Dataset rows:
## start
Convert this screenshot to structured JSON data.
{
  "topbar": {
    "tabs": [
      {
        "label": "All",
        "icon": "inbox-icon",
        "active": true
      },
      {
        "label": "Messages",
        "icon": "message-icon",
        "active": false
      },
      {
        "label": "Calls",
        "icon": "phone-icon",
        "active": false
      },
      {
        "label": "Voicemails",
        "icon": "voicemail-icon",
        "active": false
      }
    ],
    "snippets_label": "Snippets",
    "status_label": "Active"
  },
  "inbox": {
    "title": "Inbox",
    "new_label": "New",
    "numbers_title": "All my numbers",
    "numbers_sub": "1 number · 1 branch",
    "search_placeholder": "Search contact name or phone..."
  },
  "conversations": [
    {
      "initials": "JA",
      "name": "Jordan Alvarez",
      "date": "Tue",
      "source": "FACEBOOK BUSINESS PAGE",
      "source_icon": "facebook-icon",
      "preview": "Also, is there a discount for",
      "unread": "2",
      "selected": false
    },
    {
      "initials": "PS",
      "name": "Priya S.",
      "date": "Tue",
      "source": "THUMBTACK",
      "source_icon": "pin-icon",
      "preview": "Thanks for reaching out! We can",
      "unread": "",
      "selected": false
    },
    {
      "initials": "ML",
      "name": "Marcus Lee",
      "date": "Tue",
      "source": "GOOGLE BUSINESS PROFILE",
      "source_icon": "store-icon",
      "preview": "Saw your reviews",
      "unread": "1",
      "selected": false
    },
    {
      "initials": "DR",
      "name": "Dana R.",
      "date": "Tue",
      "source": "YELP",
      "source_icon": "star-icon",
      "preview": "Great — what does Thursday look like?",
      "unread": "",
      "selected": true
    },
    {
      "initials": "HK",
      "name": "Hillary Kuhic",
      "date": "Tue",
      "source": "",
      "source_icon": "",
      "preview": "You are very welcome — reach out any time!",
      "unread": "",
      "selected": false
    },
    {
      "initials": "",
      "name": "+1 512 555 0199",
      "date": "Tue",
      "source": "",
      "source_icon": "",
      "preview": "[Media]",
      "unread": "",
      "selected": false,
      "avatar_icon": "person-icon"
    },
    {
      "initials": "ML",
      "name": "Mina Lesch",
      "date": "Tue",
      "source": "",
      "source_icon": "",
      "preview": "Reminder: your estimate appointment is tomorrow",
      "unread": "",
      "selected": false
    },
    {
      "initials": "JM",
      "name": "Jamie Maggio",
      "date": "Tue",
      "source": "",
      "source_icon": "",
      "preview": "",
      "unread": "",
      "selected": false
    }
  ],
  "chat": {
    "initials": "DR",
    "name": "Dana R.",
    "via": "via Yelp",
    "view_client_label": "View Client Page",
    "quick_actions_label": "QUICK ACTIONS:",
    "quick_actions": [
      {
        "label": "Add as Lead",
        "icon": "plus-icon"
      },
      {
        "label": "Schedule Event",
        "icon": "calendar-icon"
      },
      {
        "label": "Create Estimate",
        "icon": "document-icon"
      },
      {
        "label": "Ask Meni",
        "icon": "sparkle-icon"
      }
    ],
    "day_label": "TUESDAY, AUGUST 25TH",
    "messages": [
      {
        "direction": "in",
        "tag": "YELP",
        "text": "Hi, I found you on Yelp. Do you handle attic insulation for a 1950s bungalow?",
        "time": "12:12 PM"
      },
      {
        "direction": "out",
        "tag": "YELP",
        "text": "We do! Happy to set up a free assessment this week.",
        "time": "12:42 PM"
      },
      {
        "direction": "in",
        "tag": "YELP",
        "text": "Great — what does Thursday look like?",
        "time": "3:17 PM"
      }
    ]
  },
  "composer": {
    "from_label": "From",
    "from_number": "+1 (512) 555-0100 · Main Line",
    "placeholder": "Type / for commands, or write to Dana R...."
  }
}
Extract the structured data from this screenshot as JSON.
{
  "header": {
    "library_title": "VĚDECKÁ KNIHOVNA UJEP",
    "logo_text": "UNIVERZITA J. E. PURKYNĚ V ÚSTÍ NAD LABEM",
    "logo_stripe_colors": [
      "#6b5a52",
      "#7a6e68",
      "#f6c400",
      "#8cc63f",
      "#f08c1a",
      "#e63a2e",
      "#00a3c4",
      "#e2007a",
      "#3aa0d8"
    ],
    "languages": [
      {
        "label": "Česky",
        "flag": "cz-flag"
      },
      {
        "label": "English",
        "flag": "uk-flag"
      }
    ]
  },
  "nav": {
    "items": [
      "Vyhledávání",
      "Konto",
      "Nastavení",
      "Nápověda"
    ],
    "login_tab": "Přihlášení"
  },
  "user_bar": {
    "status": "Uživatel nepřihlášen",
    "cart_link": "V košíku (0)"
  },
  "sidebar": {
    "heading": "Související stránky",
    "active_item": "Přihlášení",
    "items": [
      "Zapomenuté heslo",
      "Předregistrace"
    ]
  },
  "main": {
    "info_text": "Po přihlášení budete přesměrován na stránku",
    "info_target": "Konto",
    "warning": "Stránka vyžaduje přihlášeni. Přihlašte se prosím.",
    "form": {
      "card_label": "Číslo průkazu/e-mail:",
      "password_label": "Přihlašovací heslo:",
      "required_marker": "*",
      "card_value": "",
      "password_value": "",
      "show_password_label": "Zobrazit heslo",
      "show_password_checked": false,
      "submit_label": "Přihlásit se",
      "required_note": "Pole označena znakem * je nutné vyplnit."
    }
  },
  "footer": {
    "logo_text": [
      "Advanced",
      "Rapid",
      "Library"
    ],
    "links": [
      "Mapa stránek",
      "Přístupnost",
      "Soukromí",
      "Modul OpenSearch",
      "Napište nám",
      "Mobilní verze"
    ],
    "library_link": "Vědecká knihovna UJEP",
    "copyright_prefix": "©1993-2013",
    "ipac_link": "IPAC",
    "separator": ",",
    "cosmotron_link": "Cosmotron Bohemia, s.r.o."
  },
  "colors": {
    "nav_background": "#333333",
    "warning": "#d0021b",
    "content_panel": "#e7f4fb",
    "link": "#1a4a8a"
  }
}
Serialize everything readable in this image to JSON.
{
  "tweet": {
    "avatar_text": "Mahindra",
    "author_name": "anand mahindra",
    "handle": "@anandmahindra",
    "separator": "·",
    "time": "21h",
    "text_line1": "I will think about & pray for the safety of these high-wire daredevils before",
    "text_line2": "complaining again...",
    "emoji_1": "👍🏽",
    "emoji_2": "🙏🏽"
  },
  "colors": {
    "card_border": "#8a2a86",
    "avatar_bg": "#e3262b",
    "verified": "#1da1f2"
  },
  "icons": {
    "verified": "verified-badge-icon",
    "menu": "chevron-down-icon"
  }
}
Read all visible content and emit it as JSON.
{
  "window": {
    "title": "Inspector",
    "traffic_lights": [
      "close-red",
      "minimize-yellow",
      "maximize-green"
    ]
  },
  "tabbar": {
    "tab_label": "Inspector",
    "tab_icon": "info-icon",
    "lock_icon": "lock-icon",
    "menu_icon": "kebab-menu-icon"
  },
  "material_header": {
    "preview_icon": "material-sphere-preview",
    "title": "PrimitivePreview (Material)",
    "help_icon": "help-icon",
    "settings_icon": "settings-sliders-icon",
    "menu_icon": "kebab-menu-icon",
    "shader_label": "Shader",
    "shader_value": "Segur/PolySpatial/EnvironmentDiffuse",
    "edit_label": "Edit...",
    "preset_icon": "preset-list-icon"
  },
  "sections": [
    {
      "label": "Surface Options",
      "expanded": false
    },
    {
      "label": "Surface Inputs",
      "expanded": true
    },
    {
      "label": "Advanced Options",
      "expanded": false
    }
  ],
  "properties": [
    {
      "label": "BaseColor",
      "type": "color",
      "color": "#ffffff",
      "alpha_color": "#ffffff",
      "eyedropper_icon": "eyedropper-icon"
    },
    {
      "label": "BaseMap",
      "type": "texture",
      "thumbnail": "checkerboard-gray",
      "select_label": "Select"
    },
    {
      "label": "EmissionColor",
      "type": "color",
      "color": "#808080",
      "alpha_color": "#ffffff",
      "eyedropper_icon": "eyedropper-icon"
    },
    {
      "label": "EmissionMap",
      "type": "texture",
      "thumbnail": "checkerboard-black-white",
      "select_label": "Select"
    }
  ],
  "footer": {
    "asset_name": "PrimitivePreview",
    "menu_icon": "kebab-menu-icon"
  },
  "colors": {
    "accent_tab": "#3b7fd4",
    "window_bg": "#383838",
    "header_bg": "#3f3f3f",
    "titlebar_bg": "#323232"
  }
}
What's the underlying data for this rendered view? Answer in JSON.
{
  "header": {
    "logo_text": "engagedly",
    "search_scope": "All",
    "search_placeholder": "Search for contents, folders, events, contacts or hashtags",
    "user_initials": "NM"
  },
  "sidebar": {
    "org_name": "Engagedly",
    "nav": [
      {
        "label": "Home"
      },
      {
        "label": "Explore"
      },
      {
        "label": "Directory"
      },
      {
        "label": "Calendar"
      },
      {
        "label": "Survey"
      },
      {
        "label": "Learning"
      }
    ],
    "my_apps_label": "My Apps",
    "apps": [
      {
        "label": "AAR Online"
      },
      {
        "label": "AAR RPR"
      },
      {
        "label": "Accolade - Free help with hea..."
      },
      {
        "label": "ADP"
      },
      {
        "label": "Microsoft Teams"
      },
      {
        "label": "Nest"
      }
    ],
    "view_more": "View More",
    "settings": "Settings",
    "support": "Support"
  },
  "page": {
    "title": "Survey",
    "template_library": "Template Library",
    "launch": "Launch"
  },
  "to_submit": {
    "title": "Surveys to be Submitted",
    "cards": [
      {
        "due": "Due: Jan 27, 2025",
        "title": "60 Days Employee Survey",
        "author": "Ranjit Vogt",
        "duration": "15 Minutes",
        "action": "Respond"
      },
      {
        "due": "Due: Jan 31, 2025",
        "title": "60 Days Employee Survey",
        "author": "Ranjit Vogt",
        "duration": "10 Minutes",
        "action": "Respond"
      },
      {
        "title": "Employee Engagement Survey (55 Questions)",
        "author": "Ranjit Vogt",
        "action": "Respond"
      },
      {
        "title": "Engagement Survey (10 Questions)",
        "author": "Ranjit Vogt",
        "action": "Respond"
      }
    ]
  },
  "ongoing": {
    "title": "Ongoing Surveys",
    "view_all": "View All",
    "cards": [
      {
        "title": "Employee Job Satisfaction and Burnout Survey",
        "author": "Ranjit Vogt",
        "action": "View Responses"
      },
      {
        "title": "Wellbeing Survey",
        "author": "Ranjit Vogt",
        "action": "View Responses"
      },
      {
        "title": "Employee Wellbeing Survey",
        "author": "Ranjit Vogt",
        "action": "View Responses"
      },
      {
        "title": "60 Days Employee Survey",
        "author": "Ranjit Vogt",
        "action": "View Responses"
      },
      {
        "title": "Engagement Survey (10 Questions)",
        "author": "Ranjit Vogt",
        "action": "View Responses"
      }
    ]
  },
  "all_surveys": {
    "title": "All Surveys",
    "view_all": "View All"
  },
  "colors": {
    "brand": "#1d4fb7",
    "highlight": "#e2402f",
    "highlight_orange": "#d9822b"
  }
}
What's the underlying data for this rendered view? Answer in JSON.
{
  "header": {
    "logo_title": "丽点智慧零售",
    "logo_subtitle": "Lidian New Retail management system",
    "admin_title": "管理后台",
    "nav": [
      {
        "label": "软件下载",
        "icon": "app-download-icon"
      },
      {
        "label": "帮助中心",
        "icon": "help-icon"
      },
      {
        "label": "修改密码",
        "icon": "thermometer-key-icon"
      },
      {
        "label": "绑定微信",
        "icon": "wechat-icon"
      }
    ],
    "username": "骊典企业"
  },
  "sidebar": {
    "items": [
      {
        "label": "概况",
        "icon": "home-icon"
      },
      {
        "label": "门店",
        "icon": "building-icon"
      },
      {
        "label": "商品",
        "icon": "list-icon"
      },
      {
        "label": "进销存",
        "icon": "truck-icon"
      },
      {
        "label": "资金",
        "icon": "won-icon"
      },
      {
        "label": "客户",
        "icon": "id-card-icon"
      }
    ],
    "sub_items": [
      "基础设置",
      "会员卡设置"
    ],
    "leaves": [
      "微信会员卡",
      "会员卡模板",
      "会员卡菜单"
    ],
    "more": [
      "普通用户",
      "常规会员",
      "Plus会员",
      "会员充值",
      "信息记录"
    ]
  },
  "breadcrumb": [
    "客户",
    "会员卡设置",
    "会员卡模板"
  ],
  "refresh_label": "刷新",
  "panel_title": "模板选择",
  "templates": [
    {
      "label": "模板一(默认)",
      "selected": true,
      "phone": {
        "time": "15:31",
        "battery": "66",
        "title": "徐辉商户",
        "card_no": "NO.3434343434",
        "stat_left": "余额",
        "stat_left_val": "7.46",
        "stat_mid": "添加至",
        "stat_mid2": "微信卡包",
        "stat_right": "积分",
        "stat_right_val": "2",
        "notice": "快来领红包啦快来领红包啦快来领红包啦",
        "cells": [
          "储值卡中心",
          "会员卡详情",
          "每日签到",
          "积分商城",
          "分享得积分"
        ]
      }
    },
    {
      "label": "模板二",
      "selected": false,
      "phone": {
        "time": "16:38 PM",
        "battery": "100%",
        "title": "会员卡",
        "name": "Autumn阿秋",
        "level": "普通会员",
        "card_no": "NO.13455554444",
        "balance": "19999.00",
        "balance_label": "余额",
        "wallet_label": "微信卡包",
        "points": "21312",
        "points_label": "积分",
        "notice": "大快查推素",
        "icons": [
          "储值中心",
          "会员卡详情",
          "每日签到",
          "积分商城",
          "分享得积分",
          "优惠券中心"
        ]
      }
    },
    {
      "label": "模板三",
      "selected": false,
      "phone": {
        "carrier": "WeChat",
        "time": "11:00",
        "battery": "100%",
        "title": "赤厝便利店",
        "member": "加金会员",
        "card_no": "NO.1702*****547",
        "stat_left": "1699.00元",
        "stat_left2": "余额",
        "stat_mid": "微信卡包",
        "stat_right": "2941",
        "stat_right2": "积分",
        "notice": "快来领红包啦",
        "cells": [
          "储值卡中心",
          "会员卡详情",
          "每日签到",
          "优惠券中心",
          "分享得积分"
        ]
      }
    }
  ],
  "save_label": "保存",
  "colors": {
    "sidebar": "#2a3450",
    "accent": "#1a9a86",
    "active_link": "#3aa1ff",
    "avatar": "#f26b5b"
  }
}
## end
From the material above, copy each line that includes the word "Dana".

      "name": "Dana R.",
    "name": "Dana R.",
    "placeholder": "Type / for commands, or write to Dana R...."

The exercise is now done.